*EXERCISE*.
Will you give every entry again exactly as it stands?

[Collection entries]
• • • •
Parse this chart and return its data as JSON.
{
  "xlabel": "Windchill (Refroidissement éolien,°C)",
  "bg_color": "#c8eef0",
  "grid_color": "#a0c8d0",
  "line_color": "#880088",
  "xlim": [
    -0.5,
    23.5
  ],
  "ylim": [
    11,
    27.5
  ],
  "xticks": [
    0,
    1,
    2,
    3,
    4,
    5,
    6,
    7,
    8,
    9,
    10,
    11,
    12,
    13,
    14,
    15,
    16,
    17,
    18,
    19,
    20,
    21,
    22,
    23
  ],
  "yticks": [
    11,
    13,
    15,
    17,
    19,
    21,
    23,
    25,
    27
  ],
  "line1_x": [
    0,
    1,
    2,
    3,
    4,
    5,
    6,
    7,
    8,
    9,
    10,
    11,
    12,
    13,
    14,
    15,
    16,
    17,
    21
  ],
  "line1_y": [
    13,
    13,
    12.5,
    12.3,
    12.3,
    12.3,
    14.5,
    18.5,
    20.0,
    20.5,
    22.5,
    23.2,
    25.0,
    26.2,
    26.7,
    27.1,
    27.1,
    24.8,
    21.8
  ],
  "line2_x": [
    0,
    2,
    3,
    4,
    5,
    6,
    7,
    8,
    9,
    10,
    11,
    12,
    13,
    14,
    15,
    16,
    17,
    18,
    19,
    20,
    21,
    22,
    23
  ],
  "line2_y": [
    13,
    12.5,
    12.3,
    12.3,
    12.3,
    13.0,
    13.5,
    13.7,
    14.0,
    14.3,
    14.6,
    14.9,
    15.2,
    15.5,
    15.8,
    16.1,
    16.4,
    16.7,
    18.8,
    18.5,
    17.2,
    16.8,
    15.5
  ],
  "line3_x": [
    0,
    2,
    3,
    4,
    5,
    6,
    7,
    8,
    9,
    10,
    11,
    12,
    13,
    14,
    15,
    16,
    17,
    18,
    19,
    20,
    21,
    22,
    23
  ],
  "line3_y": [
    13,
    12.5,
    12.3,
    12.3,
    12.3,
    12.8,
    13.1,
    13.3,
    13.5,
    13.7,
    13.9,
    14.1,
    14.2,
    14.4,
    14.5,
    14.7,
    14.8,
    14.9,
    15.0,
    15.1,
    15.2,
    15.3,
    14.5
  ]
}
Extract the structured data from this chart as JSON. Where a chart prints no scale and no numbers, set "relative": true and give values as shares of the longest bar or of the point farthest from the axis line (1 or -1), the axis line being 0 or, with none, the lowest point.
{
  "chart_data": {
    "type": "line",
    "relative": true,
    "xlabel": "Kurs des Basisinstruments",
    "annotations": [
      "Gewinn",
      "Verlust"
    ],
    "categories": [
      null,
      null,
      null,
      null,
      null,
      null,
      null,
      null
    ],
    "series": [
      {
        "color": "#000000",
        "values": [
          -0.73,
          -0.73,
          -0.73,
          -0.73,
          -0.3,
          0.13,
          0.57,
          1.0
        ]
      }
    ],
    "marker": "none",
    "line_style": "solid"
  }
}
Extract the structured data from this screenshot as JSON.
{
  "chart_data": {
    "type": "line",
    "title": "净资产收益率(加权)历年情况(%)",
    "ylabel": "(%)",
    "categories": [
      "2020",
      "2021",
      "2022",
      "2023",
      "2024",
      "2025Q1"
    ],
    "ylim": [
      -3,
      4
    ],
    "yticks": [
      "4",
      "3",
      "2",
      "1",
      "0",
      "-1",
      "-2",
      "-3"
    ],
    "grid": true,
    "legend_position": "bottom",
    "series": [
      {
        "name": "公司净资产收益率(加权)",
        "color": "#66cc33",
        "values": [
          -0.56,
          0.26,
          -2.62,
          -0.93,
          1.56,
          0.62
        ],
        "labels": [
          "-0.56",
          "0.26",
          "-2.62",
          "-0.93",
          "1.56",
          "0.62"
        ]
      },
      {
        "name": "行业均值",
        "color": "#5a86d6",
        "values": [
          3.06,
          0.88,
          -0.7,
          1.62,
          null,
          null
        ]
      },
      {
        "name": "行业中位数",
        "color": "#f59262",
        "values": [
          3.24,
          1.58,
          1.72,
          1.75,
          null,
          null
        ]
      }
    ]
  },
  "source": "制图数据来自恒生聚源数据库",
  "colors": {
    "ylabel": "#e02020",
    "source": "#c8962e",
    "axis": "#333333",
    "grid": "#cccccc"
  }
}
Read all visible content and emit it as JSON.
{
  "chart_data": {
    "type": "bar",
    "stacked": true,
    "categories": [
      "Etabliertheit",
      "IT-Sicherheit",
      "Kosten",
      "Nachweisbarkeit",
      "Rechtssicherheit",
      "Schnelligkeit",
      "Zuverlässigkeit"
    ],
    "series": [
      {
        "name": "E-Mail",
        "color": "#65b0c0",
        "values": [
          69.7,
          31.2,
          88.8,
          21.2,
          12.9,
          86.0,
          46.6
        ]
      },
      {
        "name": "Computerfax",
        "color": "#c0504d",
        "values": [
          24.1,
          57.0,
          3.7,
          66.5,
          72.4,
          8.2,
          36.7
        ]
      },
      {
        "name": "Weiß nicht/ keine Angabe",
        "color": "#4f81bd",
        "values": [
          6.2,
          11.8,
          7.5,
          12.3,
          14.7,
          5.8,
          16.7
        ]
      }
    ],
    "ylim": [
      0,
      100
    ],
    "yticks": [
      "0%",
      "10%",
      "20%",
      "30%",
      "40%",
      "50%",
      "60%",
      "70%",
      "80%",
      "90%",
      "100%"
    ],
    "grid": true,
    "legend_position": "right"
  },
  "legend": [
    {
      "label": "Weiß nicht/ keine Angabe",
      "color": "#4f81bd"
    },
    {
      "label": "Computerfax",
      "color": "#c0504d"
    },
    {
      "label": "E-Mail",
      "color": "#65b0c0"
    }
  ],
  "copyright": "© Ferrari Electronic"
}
• • • •
*RESPONSE*.
Parse this chart and return its data as JSON.
{
  "xlabel": "Windchill (Refroidissement éolien,°C)",
  "bg_color": "#c8eef0",
  "grid_color": "#a0c8d0",
  "line_color": "#880088",
  "xlim": [
    -0.5,
    23.5
  ],
  "ylim": [
    11,
    27.5
  ],
  "xticks": [
    0,
    1,
    2,
    3,
    4,
    5,
    6,
    7,
    8,
    9,
    10,
    11,
    12,
    13,
    14,
    15,
    16,
    17,
    18,
    19,
    20,
    21,
    22,
    23
  ],
  "yticks": [
    11,
    13,
    15,
    17,
    19,
    21,
    23,
    25,
    27
  ],
  "line1_x": [
    0,
    1,
    2,
    3,
    4,
    5,
    6,
    7,
    8,
    9,
    10,
    11,
    12,
    13,
    14,
    15,
    16,
    17,
    21
  ],
  "line1_y": [
    13,
    13,
    12.5,
    12.3,
    12.3,
    12.3,
    14.5,
    18.5,
    20.0,
    20.5,
    22.5,
    23.2,
    25.0,
    26.2,
    26.7,
    27.1,
    27.1,
    24.8,
    21.8
  ],
  "line2_x": [
    0,
    2,
    3,
    4,
    5,
    6,
    7,
    8,
    9,
    10,
    11,
    12,
    13,
    14,
    15,
    16,
    17,
    18,
    19,
    20,
    21,
    22,
    23
  ],
  "line2_y": [
    13,
    12.5,
    12.3,
    12.3,
    12.3,
    13.0,
    13.5,
    13.7,
    14.0,
    14.3,
    14.6,
    14.9,
    15.2,
    15.5,
    15.8,
    16.1,
    16.4,
    16.7,
    18.8,
    18.5,
    17.2,
    16.8,
    15.5
  ],
  "line3_x": [
    0,
    2,
    3,
    4,
    5,
    6,
    7,
    8,
    9,
    10,
    11,
    12,
    13,
    14,
    15,
    16,
    17,
    18,
    19,
    20,
    21,
    22,
    23
  ],
  "line3_y": [
    13,
    12.5,
    12.3,
    12.3,
    12.3,
    12.8,
    13.1,
    13.3,
    13.5,
    13.7,
    13.9,
    14.1,
    14.2,
    14.4,
    14.5,
    14.7,
    14.8,
    14.9,
    15.0,
    15.1,
    15.2,
    15.3,
    14.5
  ]
}
Extract the structured data from this chart as JSON. Where a chart prints no scale and no numbers, set "relative": true and give values as shares of the longest bar or of the point farthest from the axis line (1 or -1), the axis line being 0 or, with none, the lowest point.
{
  "chart_data": {
    "type": "line",
    "relative": true,
    "xlabel": "Kurs des Basisinstruments",
    "annotations": [
      "Gewinn",
      "Verlust"
    ],
    "categories": [
      null,
      null,
      null,
      null,
      null,
      null,
      null,
      null
    ],
    "series": [
      {
        "color": "#000000",
        "values": [
          -0.73,
          -0.73,
          -0.73,
          -0.73,
          -0.3,
          0.13,
          0.57,
          1.0
        ]
      }
    ],
    "marker": "none",
    "line_style": "solid"
  }
}
Extract the structured data from this screenshot as JSON.
{
  "chart_data": {
    "type": "line",
    "title": "净资产收益率(加权)历年情况(%)",
    "ylabel": "(%)",
    "categories": [
      "2020",
      "2021",
      "2022",
      "2023",
      "2024",
      "2025Q1"
    ],
    "ylim": [
      -3,
      4
    ],
    "yticks": [
      "4",
      "3",
      "2",
      "1",
      "0",
      "-1",
      "-2",
      "-3"
    ],
    "grid": true,
    "legend_position": "bottom",
    "series": [
      {
        "name": "公司净资产收益率(加权)",
        "color": "#66cc33",
        "values": [
          -0.56,
          0.26,
          -2.62,
          -0.93,
          1.56,
          0.62
        ],
        "labels": [
          "-0.56",
          "0.26",
          "-2.62",
          "-0.93",
          "1.56",
          "0.62"
        ]
      },
      {
        "name": "行业均值",
        "color": "#5a86d6",
        "values": [
          3.06,
          0.88,
          -0.7,
          1.62,
          null,
          null
        ]
      },
      {
        "name": "行业中位数",
        "color": "#f59262",
        "values": [
          3.24,
          1.58,
          1.72,
          1.75,
          null,
          null
        ]
      }
    ]
  },
  "source": "制图数据来自恒生聚源数据库",
  "colors": {
    "ylabel": "#e02020",
    "source": "#c8962e",
    "axis": "#333333",
    "grid": "#cccccc"
  }
}
Read all visible content and emit it as JSON.
{
  "chart_data": {
    "type": "bar",
    "stacked": true,
    "categories": [
      "Etabliertheit",
      "IT-Sicherheit",
      "Kosten",
      "Nachweisbarkeit",
      "Rechtssicherheit",
      "Schnelligkeit",
      "Zuverlässigkeit"
    ],
    "series": [
      {
        "name": "E-Mail",
        "color": "#65b0c0",
        "values": [
          69.7,
          31.2,
          88.8,
          21.2,
          12.9,
          86.0,
          46.6
        ]
      },
      {
        "name": "Computerfax",
        "color": "#c0504d",
        "values": [
          24.1,
          57.0,
          3.7,
          66.5,
          72.4,
          8.2,
          36.7
        ]
      },
      {
        "name": "Weiß nicht/ keine Angabe",
        "color": "#4f81bd",
        "values": [
          6.2,
          11.8,
          7.5,
          12.3,
          14.7,
          5.8,
          16.7
        ]
      }
    ],
    "ylim": [
      0,
      100
    ],
    "yticks": [
      "0%",
      "10%",
      "20%",
      "30%",
      "40%",
      "50%",
      "60%",
      "70%",
      "80%",
      "90%",
      "100%"
    ],
    "grid": true,
    "legend_position": "right"
  },
  "legend": [
    {
      "label": "Weiß nicht/ keine Angabe",
      "color": "#4f81bd"
    },
    {
      "label": "Computerfax",
      "color": "#c0504d"
    },
    {
      "label": "E-Mail",
      "color": "#65b0c0"
    }
  ],
  "copyright": "© Ferrari Electronic"
}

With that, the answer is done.